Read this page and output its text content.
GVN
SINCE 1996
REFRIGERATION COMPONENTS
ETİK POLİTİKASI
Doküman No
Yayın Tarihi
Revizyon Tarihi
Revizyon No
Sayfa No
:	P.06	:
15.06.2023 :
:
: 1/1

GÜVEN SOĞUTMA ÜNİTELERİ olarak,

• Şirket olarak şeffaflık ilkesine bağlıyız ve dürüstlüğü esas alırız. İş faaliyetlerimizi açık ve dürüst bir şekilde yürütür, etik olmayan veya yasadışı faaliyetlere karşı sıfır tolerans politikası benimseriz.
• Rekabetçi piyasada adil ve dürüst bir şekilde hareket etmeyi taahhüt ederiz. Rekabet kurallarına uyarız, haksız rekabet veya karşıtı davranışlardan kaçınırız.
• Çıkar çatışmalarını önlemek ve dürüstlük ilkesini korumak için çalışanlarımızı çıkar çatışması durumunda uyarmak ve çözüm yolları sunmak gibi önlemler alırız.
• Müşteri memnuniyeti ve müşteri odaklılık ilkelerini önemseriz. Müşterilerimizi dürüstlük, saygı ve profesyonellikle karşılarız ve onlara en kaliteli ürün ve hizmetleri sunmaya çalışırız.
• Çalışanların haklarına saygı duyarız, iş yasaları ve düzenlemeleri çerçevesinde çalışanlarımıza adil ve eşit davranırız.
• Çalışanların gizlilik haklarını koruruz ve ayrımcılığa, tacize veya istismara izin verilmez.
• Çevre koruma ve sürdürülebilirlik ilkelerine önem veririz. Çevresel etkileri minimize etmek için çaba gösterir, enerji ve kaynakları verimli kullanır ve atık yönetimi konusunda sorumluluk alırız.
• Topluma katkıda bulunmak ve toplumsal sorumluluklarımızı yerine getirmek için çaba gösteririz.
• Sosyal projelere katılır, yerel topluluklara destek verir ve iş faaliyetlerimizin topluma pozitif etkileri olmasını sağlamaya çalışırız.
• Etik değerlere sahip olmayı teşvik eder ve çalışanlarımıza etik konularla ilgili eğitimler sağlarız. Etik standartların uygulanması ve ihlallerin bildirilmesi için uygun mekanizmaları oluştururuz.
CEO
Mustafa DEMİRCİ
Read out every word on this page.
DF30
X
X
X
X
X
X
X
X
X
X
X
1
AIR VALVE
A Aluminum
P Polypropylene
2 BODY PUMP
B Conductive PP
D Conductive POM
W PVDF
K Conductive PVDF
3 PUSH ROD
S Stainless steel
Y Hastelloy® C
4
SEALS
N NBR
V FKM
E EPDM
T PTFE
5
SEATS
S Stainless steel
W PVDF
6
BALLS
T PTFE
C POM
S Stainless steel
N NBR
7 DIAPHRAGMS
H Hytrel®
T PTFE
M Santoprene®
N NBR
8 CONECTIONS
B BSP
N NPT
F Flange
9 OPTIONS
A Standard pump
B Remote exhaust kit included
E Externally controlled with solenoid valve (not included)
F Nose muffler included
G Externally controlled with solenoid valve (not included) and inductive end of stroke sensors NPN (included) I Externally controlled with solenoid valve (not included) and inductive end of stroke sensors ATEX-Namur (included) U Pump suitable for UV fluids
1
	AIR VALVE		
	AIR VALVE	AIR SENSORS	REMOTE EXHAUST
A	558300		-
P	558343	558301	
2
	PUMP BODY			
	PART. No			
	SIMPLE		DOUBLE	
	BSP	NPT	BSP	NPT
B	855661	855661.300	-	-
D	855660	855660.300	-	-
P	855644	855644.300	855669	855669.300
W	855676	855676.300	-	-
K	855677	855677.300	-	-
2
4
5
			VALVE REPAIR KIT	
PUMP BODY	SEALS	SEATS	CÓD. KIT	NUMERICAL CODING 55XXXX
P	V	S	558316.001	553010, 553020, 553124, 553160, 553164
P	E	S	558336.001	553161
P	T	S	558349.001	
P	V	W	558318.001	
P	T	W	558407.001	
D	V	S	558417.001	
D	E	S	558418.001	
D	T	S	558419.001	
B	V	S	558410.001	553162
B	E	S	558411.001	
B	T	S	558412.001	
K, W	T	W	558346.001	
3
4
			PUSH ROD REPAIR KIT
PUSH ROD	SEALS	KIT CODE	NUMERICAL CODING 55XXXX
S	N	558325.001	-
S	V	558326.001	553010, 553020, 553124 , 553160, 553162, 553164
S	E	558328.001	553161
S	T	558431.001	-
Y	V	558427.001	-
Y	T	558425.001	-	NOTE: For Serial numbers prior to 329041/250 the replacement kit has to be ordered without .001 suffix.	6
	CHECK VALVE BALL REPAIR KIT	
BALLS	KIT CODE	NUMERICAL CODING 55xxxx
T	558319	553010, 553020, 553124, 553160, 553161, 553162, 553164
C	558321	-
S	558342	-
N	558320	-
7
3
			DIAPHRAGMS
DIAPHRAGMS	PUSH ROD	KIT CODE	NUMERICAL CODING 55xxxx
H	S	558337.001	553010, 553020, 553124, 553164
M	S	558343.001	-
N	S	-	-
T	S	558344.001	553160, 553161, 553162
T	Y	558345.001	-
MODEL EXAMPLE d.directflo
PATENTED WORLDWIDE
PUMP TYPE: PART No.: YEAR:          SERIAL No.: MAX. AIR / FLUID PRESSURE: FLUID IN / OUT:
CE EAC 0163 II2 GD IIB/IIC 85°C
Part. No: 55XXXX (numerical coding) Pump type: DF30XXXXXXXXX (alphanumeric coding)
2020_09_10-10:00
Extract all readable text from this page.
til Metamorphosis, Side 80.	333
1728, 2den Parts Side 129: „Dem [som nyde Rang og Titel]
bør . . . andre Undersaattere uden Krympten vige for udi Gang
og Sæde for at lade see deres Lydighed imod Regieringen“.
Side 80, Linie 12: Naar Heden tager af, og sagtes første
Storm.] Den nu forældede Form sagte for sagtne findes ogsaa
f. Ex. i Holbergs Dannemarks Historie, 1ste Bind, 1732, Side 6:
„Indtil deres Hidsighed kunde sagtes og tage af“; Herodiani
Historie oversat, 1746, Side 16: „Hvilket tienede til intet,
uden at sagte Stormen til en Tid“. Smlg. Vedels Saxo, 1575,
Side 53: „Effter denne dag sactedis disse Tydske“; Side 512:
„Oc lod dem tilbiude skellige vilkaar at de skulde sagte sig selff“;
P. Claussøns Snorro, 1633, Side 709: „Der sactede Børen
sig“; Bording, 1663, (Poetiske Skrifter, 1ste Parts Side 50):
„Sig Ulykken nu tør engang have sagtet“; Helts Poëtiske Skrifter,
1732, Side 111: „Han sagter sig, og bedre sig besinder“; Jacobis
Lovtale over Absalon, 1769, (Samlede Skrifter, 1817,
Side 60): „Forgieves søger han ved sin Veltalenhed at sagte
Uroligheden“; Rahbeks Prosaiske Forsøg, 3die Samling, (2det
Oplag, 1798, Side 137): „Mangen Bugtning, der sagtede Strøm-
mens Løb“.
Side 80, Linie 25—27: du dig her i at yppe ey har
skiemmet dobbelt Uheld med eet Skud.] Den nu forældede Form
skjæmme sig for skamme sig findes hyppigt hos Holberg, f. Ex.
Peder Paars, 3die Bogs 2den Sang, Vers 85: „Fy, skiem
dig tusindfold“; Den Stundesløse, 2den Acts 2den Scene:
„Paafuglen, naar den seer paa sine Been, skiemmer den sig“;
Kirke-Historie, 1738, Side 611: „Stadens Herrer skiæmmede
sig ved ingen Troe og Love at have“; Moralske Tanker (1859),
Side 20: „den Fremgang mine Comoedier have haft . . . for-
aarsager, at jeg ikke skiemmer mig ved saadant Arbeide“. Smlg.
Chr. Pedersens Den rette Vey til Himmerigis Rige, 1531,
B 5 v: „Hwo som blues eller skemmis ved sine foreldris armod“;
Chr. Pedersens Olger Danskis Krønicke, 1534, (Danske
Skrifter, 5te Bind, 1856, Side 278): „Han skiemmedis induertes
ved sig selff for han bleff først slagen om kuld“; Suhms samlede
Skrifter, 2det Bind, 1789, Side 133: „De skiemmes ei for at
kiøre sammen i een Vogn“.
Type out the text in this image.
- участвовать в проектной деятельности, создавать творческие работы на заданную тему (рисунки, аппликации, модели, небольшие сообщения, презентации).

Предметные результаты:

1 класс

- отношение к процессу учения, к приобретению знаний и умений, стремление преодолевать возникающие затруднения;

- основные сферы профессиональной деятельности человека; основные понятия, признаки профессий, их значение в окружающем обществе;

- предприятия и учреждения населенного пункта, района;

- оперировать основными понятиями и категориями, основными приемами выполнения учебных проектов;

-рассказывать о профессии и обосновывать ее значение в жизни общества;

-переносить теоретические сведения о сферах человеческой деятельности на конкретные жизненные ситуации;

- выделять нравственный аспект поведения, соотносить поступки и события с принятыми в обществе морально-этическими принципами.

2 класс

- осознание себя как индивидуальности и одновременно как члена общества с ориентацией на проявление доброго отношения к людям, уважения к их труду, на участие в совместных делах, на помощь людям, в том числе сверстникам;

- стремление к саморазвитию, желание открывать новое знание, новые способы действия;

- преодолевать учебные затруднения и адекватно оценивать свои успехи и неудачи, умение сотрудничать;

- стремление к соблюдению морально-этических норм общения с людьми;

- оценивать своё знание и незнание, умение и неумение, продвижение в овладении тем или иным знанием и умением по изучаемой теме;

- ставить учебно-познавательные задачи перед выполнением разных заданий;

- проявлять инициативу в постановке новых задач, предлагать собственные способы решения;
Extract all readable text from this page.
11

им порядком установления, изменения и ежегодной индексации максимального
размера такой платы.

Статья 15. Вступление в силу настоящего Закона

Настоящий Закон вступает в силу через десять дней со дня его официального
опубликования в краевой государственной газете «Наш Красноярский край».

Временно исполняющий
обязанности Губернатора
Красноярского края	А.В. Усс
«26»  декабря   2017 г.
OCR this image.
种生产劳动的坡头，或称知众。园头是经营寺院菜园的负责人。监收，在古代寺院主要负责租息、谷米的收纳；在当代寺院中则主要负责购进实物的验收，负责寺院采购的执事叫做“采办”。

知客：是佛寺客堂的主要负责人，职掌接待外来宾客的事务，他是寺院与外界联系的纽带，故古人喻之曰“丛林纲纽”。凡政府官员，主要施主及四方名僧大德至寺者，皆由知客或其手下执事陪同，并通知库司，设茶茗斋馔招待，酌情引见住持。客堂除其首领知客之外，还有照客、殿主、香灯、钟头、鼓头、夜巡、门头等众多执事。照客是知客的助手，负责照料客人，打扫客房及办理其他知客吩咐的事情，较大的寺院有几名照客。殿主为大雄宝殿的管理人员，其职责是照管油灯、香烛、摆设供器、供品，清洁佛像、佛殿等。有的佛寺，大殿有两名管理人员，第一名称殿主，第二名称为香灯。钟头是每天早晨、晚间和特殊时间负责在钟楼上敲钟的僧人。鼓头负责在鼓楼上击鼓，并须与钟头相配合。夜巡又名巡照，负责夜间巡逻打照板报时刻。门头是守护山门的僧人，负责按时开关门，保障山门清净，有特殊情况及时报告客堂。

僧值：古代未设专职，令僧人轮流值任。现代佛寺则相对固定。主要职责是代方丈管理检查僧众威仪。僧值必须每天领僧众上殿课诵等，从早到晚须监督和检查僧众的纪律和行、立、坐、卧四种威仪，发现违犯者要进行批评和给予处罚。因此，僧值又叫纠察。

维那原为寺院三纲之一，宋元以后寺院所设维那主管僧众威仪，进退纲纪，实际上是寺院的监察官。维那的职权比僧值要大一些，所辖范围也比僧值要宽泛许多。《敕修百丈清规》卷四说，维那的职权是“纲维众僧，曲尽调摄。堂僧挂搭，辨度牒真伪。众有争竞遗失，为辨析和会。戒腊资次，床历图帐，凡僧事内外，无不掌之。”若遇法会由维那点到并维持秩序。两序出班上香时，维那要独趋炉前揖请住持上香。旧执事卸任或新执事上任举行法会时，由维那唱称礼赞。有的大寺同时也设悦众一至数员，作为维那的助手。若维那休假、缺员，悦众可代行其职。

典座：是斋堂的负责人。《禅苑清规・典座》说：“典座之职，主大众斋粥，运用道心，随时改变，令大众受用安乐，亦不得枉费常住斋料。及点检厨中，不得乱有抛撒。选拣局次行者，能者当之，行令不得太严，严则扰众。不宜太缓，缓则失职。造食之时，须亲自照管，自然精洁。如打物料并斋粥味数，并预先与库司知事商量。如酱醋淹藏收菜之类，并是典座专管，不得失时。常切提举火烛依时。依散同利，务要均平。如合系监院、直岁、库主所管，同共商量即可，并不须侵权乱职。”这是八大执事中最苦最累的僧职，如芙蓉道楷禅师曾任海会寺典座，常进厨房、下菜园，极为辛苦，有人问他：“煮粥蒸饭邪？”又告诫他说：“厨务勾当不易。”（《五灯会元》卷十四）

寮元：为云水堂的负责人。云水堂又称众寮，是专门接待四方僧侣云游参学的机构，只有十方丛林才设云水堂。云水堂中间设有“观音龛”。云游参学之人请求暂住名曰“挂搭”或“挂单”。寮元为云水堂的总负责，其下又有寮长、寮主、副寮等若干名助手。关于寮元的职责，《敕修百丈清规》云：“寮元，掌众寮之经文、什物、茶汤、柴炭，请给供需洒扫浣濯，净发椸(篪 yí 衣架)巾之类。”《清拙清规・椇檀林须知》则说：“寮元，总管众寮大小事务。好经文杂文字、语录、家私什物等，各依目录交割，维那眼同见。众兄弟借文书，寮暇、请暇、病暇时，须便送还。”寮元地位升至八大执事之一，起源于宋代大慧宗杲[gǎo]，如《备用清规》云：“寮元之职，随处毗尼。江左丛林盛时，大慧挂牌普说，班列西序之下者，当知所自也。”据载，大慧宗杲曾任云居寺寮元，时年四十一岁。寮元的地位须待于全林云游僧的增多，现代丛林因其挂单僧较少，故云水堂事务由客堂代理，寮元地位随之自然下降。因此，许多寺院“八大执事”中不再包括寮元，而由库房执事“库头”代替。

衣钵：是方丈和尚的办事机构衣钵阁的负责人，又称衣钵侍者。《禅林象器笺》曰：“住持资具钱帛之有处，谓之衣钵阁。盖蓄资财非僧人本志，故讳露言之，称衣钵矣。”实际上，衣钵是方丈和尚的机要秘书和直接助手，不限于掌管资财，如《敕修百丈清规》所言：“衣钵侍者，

What the exercise asks → Return, from the data, each line that has the word "Form" in it.

Response to this task →
Storm.] Den nu forældede Form sagte for sagtne findes ogsaa
skiemmet dobbelt Uheld med eet Skud.] Den nu forældede Form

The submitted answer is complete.